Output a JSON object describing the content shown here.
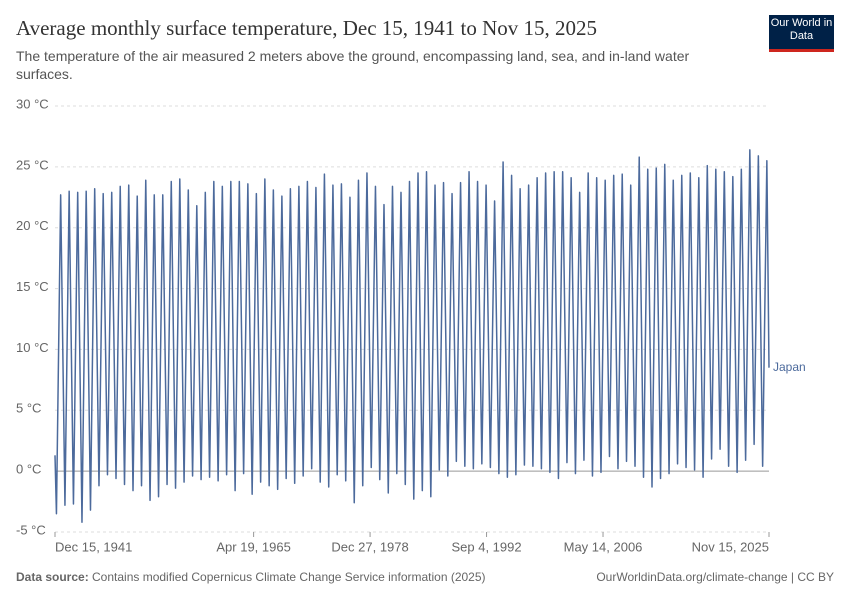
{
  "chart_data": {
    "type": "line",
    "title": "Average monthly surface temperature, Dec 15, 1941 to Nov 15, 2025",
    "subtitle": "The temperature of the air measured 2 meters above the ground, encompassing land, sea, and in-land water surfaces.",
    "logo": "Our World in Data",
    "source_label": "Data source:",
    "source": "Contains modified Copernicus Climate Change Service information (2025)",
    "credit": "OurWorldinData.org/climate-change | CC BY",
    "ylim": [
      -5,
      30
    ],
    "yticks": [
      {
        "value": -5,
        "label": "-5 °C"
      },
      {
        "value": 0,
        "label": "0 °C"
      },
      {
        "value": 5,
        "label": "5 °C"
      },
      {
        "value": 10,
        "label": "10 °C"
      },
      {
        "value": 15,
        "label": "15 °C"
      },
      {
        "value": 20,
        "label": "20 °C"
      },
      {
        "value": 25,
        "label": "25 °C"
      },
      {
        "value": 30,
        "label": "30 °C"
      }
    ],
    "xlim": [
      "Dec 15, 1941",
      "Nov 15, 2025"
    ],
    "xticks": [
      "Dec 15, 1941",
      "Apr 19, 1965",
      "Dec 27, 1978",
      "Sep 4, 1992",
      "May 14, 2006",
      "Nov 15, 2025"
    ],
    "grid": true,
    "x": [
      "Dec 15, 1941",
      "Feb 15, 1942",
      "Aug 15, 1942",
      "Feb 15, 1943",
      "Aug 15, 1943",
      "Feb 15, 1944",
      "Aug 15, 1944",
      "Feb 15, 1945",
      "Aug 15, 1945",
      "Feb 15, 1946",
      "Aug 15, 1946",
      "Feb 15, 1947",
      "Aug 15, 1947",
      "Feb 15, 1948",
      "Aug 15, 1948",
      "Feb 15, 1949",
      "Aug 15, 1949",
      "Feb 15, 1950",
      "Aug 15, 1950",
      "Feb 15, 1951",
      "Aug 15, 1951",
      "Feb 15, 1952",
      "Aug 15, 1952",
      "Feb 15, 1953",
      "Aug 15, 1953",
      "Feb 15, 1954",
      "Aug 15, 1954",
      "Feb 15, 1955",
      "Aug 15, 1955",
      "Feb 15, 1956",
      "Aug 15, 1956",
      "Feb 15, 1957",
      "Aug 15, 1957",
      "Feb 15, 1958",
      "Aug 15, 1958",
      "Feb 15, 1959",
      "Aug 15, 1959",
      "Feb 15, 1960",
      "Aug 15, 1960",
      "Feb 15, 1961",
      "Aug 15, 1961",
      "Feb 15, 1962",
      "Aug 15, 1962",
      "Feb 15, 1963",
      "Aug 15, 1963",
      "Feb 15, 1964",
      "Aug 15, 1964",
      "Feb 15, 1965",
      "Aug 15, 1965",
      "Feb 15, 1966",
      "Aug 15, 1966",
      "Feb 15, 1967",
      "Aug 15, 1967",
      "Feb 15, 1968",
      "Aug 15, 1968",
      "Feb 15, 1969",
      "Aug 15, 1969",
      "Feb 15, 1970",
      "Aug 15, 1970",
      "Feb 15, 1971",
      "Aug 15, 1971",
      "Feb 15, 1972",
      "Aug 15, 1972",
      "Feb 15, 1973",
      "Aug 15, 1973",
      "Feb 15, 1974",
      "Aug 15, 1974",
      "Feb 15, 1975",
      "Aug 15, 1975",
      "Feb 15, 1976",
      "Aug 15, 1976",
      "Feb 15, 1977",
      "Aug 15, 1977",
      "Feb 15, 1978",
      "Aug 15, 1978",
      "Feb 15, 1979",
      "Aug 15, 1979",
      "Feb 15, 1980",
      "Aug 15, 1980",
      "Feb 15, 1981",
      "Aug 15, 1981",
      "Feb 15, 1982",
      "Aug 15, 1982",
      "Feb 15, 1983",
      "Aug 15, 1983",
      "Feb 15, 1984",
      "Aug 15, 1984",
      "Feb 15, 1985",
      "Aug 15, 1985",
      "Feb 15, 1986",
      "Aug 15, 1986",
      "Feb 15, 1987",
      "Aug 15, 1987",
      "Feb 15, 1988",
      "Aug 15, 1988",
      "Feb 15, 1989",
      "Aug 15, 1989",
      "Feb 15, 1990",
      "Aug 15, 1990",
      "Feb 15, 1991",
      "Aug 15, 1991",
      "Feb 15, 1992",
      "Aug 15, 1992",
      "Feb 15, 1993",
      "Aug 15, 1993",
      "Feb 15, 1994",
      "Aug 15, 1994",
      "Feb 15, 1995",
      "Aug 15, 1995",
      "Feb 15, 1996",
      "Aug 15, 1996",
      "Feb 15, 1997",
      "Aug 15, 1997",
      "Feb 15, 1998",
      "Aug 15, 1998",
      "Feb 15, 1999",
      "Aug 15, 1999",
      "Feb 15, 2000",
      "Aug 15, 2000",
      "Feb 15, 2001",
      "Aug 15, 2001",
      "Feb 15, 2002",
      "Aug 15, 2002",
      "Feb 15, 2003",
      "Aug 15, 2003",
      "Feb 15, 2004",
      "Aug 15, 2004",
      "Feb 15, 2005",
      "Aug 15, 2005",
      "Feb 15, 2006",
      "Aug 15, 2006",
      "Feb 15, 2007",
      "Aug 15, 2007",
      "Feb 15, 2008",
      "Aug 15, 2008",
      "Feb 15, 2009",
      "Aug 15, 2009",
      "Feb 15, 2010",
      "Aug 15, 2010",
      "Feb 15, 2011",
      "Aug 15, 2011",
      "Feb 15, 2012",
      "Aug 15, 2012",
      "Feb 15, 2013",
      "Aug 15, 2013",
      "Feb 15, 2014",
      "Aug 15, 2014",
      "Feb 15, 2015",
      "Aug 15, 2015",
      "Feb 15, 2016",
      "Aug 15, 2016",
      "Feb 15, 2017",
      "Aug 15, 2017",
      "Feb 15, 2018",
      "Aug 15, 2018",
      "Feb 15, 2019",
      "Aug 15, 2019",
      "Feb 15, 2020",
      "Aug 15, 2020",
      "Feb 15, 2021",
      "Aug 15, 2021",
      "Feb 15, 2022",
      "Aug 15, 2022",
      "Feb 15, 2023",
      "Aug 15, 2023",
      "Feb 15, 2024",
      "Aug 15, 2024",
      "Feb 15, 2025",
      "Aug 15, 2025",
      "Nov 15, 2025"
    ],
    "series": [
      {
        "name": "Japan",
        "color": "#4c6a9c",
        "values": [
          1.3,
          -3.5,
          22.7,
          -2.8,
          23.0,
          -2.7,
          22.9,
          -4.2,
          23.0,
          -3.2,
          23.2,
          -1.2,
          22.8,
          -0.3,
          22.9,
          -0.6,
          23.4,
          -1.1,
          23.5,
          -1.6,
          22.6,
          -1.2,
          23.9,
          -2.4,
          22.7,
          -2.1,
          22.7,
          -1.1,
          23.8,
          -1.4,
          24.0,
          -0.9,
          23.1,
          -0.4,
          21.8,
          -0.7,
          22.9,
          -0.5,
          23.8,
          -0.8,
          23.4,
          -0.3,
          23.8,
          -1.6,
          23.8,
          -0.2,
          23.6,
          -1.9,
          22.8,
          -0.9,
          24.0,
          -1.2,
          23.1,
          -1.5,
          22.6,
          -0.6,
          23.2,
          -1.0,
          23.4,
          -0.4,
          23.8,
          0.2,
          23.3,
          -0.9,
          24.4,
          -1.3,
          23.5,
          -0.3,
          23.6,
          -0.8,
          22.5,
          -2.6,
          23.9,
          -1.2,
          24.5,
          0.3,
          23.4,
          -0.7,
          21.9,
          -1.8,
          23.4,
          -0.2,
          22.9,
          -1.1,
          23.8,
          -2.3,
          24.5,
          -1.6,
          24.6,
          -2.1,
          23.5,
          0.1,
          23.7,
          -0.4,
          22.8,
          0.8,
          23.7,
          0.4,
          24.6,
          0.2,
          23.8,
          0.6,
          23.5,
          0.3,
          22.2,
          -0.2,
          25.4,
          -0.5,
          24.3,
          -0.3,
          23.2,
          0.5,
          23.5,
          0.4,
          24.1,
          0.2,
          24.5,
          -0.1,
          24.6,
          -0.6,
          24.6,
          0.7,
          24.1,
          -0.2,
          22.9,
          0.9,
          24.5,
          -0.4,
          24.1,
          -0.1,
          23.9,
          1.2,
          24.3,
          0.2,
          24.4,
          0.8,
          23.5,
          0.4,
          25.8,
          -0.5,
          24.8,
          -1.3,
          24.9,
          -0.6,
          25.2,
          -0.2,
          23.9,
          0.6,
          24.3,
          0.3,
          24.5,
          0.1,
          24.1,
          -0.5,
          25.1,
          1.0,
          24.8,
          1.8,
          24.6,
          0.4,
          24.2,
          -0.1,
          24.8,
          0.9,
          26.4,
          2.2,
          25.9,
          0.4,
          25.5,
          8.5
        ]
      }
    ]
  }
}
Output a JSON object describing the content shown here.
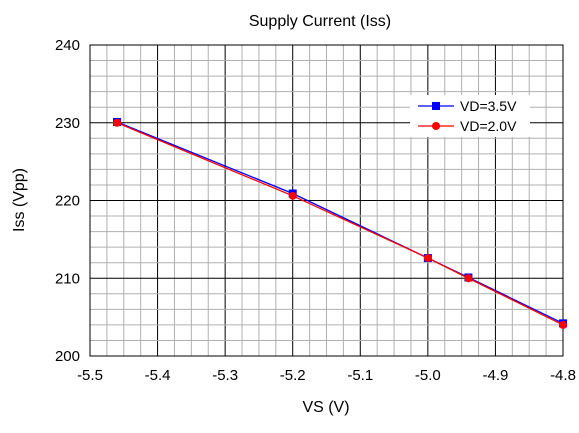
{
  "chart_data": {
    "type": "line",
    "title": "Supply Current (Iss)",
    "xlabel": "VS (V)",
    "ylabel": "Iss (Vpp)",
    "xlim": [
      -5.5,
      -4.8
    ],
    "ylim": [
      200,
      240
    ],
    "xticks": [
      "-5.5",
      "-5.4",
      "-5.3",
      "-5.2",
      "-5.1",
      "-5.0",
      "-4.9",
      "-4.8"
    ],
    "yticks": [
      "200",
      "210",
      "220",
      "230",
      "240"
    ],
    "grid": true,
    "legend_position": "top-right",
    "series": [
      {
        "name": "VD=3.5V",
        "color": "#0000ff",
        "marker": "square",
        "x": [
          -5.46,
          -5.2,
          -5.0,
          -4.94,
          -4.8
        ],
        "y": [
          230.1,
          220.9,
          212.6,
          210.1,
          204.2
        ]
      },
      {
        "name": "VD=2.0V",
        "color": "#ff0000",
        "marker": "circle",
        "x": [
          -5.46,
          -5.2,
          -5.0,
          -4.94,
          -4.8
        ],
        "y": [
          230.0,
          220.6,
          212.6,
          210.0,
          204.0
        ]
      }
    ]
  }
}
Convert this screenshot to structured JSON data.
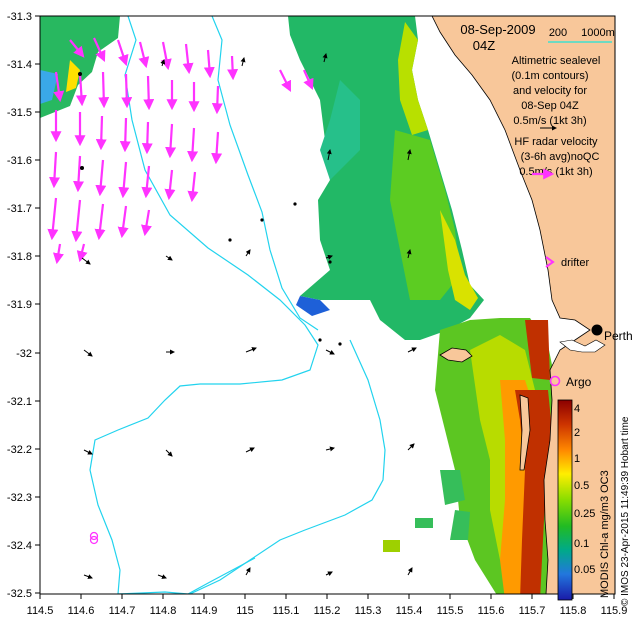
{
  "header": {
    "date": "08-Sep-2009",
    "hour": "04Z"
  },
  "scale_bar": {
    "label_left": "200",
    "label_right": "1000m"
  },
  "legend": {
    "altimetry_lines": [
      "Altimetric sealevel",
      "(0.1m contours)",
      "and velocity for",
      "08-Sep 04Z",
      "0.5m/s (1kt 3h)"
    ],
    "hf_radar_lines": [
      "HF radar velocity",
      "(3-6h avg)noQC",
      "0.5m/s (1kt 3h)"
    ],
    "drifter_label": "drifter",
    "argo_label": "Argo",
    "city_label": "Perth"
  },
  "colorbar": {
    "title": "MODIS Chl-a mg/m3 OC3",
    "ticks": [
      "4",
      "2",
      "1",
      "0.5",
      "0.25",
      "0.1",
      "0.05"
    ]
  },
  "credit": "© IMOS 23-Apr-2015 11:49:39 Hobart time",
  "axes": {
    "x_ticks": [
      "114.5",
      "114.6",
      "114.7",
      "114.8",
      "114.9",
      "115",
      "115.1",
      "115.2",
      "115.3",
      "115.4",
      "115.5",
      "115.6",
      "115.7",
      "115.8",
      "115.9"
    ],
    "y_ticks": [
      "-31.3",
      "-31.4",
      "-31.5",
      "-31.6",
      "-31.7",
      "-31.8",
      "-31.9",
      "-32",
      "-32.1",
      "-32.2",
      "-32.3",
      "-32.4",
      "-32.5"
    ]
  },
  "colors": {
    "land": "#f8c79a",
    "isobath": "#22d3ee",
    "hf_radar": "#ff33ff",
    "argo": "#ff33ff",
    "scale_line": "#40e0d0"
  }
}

Work to do: Show all lines from the listing above in which "credit" appears.

Task answer:
    "credit": "OurWorldinData.org/climate-change | CC BY",
  "credit": "© IMOS 23-Apr-2015 11:49:39 Hobart time",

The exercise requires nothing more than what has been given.